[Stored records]
↓
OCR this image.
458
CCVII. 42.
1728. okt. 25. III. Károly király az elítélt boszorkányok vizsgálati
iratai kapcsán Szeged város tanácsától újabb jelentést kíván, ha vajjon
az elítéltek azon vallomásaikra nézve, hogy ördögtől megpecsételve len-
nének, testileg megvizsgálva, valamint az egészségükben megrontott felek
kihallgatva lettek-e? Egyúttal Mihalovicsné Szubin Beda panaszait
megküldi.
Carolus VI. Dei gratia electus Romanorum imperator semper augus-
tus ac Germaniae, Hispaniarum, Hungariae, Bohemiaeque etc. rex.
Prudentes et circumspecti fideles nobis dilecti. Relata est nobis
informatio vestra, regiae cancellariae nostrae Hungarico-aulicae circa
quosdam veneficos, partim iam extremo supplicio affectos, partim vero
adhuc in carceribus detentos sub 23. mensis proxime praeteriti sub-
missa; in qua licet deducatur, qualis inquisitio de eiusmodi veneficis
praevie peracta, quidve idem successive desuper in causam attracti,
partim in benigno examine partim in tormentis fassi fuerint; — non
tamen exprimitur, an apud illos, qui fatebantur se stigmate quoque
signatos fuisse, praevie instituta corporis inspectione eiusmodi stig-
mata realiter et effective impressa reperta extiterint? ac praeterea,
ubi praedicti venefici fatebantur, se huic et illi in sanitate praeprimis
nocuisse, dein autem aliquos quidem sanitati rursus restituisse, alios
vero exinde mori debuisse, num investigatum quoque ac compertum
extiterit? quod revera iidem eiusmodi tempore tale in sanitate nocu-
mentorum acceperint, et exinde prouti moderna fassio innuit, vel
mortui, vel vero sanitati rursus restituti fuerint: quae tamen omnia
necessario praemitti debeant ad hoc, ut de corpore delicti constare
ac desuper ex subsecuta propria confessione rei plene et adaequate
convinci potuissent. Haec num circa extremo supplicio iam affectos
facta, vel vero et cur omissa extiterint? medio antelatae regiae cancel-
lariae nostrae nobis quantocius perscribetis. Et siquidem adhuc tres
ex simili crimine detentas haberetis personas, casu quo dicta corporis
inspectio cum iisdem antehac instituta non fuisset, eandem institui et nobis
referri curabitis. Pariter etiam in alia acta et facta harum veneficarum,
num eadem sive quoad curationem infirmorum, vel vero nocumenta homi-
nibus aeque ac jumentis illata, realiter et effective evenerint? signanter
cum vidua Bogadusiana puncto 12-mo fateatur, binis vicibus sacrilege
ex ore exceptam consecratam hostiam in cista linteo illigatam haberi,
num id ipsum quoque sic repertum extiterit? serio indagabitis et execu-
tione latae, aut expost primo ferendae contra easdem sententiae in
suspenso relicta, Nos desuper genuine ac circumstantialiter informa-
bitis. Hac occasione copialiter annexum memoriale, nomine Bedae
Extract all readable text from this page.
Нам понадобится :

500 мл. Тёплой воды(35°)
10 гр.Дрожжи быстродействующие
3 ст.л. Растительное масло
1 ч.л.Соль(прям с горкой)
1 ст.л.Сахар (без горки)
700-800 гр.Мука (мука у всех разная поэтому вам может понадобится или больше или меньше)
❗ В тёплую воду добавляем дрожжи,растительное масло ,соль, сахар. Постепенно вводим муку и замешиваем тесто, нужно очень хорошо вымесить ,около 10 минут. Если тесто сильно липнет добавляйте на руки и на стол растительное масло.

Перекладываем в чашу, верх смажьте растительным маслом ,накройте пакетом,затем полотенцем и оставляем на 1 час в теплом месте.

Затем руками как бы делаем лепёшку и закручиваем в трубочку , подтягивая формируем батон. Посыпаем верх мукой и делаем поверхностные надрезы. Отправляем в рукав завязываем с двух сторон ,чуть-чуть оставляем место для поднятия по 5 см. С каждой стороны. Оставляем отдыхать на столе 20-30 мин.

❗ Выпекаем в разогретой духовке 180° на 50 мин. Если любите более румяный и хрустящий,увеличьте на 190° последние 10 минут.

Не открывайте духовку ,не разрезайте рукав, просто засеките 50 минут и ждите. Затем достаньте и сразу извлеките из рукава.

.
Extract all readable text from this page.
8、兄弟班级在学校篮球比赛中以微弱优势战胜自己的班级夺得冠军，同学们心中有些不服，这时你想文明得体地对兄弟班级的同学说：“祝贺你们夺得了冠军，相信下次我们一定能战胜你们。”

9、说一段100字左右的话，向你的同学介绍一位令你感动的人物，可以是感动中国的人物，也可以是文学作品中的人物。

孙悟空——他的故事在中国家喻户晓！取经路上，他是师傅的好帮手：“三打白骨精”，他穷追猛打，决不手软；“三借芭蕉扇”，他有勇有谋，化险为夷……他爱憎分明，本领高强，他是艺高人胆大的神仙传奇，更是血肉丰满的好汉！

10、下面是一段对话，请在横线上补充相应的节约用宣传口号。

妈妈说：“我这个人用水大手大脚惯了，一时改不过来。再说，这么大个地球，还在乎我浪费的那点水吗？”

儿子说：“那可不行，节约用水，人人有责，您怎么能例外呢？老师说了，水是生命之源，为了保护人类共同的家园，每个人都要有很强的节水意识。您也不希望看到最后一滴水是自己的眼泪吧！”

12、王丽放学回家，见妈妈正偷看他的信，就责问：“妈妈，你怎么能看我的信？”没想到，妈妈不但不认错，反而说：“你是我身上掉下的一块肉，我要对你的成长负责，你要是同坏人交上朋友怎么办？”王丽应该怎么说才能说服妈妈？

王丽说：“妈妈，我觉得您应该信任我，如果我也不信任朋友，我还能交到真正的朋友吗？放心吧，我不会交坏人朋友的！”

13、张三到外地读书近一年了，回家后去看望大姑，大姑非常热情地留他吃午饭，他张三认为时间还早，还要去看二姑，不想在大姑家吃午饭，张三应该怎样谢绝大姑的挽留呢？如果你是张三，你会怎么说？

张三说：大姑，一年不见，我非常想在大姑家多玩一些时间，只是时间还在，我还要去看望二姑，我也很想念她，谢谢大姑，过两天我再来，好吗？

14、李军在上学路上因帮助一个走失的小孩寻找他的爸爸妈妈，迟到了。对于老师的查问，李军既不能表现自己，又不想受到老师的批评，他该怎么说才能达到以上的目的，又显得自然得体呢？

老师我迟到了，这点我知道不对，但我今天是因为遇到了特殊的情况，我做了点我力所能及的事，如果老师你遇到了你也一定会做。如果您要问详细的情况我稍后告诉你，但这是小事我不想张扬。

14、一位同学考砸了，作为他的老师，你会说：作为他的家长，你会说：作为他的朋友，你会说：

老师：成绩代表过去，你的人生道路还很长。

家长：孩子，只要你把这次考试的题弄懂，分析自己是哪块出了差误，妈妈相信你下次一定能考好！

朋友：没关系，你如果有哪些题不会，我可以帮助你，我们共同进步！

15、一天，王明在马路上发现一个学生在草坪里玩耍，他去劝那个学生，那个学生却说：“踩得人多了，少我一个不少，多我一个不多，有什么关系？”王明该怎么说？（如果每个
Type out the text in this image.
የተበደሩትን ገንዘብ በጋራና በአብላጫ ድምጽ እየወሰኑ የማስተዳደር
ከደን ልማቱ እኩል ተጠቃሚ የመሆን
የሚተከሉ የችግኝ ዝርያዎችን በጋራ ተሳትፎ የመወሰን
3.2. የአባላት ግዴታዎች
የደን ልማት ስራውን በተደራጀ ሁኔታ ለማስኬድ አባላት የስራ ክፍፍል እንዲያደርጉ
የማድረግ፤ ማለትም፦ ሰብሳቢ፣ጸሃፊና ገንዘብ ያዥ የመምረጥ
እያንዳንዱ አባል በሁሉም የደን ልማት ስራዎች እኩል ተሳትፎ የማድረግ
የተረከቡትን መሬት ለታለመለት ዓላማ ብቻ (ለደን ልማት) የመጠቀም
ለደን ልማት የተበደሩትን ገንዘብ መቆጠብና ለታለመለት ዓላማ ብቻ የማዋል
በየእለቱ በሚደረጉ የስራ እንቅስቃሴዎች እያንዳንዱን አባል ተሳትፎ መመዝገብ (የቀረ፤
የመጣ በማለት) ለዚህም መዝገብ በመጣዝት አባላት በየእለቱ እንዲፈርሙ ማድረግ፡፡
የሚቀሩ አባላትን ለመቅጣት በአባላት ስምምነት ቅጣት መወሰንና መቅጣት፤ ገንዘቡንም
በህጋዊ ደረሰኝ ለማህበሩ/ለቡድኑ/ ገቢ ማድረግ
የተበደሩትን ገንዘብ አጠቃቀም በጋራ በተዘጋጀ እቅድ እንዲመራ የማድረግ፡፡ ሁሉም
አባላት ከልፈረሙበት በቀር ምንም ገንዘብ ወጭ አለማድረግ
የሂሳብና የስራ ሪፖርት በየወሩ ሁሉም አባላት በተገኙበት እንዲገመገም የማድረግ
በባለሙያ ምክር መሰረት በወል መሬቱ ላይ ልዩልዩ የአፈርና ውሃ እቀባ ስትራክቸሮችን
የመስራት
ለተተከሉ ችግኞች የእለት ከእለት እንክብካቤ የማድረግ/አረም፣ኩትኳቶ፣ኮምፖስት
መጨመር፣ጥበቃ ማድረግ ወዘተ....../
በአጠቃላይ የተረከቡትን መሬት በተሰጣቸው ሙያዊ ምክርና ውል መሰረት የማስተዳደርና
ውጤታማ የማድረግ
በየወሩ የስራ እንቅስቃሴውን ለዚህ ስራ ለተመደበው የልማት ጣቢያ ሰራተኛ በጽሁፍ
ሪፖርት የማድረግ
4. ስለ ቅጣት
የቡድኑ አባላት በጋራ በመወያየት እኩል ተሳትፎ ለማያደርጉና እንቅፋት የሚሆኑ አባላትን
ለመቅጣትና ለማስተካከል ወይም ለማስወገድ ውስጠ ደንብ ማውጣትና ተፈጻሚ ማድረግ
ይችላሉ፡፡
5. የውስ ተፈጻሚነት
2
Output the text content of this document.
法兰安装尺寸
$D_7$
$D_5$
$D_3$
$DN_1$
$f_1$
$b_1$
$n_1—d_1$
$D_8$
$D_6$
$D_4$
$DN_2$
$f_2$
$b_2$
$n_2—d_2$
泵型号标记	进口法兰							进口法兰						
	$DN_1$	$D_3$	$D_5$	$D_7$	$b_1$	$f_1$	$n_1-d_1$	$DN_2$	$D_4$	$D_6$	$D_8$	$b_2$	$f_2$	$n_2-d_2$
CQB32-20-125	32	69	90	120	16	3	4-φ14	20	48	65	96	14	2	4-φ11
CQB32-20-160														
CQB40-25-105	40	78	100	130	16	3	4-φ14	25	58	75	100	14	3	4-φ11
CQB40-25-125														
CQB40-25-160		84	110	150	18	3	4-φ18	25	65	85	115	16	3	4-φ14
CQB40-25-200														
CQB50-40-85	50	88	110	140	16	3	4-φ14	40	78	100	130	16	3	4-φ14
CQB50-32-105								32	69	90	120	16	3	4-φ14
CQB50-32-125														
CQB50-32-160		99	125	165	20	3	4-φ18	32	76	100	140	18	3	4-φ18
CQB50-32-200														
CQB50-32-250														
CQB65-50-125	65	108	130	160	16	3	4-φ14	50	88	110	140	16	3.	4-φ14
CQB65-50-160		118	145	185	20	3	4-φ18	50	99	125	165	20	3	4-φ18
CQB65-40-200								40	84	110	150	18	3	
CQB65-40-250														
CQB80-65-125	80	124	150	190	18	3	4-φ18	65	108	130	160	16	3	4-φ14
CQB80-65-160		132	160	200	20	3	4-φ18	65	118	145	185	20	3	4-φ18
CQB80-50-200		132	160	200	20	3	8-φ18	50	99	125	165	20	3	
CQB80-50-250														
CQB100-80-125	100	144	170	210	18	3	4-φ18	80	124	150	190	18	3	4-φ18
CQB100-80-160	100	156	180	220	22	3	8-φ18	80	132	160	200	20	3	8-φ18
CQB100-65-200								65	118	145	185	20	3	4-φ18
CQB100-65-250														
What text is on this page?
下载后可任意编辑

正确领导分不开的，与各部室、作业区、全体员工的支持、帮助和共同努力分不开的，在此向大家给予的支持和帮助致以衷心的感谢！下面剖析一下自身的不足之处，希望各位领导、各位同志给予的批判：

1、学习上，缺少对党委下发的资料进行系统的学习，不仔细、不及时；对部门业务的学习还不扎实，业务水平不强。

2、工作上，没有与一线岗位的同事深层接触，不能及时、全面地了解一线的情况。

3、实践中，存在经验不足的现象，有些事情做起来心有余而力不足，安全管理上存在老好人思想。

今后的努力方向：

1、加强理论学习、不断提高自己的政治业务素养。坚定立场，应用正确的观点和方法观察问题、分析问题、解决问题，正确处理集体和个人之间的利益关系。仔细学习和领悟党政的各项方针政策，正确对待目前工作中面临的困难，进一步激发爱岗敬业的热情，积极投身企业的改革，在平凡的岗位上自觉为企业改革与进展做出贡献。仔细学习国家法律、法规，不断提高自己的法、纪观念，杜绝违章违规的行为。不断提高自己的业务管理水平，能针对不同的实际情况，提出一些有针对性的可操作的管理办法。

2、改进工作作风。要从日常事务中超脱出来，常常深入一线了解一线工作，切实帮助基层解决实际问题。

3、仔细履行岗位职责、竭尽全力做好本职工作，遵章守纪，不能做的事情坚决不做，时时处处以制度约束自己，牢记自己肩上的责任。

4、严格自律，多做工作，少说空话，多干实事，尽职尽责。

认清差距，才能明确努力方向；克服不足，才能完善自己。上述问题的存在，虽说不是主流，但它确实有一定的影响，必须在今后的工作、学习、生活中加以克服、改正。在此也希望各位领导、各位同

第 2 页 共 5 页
↑
Using the listing above, show every line that includes the string "adhuc".

adhuc in carceribus detentos sub 23. mensis proxime praeteriti sub-
lariae nostrae nobis quantocius perscribetis. Et siquidem adhuc tres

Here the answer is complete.